EXERCISE OBJECTIVE:
Reproduce the data unchanged, from the first line through the line containing "html-text:TradeWave.AI: TradeWave.AI (14, 562, 106, 578)".

══ PROVIDED RECORDS ══

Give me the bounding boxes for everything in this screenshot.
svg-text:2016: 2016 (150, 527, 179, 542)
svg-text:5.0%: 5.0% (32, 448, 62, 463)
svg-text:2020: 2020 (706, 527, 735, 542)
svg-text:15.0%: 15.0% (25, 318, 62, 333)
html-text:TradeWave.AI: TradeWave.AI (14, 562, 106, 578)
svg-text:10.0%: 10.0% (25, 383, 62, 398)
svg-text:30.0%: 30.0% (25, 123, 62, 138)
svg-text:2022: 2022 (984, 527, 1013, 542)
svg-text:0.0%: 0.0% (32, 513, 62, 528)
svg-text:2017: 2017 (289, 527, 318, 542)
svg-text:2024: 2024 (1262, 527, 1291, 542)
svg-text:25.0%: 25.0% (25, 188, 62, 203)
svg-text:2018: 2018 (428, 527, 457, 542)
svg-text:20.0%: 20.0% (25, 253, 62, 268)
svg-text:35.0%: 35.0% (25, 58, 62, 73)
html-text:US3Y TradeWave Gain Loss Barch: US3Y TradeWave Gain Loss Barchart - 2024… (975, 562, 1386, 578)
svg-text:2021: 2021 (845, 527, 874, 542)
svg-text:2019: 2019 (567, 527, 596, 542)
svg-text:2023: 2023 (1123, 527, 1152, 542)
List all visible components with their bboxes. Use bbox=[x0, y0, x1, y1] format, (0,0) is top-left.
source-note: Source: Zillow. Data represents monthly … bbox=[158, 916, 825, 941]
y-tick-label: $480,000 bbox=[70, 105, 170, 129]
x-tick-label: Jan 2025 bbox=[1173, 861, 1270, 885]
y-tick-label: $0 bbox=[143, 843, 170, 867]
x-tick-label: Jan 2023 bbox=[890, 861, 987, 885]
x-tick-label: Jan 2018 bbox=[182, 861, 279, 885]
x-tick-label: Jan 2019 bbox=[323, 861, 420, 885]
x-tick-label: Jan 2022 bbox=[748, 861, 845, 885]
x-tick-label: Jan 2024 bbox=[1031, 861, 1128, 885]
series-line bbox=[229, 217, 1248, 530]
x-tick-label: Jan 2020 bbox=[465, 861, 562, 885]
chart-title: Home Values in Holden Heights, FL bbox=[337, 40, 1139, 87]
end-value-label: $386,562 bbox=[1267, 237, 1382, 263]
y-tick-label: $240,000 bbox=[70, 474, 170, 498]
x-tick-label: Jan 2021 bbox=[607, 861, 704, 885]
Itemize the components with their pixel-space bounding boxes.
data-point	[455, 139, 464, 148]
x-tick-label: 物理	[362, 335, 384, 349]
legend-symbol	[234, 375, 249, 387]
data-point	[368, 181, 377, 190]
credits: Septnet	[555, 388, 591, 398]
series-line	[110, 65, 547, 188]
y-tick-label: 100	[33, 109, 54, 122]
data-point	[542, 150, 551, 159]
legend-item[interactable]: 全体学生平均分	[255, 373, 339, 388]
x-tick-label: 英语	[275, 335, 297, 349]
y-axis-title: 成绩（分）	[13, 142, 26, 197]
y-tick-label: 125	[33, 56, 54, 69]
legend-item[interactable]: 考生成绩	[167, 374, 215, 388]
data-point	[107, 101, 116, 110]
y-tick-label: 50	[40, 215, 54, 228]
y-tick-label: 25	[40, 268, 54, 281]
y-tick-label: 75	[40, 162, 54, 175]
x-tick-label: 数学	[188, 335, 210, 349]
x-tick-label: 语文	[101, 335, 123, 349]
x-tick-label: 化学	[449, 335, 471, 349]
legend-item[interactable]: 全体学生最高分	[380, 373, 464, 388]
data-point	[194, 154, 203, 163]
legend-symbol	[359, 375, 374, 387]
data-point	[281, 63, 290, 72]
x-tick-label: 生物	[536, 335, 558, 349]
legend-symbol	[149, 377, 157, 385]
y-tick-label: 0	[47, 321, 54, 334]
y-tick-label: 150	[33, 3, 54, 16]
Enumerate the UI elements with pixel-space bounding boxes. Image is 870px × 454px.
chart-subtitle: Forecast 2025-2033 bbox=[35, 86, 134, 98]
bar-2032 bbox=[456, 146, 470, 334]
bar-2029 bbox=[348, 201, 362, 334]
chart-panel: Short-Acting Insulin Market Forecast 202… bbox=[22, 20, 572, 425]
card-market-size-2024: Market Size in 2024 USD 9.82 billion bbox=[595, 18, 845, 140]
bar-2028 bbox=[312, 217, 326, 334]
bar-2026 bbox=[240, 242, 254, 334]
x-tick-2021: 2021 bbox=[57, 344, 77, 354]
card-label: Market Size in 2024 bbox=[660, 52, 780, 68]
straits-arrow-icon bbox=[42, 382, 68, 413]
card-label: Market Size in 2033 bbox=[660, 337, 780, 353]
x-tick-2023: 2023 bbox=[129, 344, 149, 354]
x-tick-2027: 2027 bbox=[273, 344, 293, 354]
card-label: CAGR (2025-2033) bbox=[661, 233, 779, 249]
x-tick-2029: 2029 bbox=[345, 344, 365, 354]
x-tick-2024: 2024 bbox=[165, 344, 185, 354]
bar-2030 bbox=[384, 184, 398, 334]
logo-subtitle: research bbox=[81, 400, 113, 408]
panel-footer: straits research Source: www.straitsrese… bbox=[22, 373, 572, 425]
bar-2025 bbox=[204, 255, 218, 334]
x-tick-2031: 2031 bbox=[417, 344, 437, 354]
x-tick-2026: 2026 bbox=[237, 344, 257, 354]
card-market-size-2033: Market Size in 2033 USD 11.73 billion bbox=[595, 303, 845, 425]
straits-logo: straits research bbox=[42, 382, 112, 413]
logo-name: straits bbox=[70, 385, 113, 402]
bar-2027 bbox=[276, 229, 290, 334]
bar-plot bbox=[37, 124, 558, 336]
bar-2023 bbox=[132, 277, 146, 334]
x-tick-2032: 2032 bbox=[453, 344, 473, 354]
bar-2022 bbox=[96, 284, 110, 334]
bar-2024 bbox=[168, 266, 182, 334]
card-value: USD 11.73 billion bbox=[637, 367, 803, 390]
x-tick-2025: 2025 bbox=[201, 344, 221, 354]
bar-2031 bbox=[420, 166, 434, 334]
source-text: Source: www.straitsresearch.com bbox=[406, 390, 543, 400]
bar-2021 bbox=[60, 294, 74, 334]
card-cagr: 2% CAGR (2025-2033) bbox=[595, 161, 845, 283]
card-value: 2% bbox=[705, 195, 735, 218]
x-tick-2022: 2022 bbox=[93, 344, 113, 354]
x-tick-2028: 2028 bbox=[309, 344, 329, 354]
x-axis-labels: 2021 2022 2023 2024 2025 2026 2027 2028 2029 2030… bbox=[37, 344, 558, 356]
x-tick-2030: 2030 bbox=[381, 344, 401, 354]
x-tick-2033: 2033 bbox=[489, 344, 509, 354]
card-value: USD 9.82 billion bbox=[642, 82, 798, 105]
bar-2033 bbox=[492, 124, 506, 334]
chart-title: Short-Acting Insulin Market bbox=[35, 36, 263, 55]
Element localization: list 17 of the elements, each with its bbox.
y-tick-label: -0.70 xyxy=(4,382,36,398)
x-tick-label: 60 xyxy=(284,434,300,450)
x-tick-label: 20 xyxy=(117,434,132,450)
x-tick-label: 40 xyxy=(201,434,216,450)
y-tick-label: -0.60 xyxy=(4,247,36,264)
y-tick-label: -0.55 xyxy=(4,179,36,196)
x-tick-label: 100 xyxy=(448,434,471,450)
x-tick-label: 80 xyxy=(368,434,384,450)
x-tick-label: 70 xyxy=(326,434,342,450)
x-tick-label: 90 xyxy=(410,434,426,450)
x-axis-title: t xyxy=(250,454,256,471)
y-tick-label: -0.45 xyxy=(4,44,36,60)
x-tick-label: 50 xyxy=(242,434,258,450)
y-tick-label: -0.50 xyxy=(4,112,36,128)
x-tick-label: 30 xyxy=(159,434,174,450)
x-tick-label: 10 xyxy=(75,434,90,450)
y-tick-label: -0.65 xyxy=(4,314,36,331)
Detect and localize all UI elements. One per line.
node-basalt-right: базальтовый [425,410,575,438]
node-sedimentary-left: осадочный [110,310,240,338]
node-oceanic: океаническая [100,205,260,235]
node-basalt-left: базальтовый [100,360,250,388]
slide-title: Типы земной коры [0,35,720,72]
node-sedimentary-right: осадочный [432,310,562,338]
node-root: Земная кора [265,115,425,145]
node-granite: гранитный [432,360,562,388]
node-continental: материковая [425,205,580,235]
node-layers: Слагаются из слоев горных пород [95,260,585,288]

═══

EXERCISE RESULT:
Give me the bounding boxes for everything in this screenshot.
svg-text:2016: 2016 (150, 527, 179, 542)
svg-text:5.0%: 5.0% (32, 448, 62, 463)
svg-text:2020: 2020 (706, 527, 735, 542)
svg-text:15.0%: 15.0% (25, 318, 62, 333)
html-text:TradeWave.AI: TradeWave.AI (14, 562, 106, 578)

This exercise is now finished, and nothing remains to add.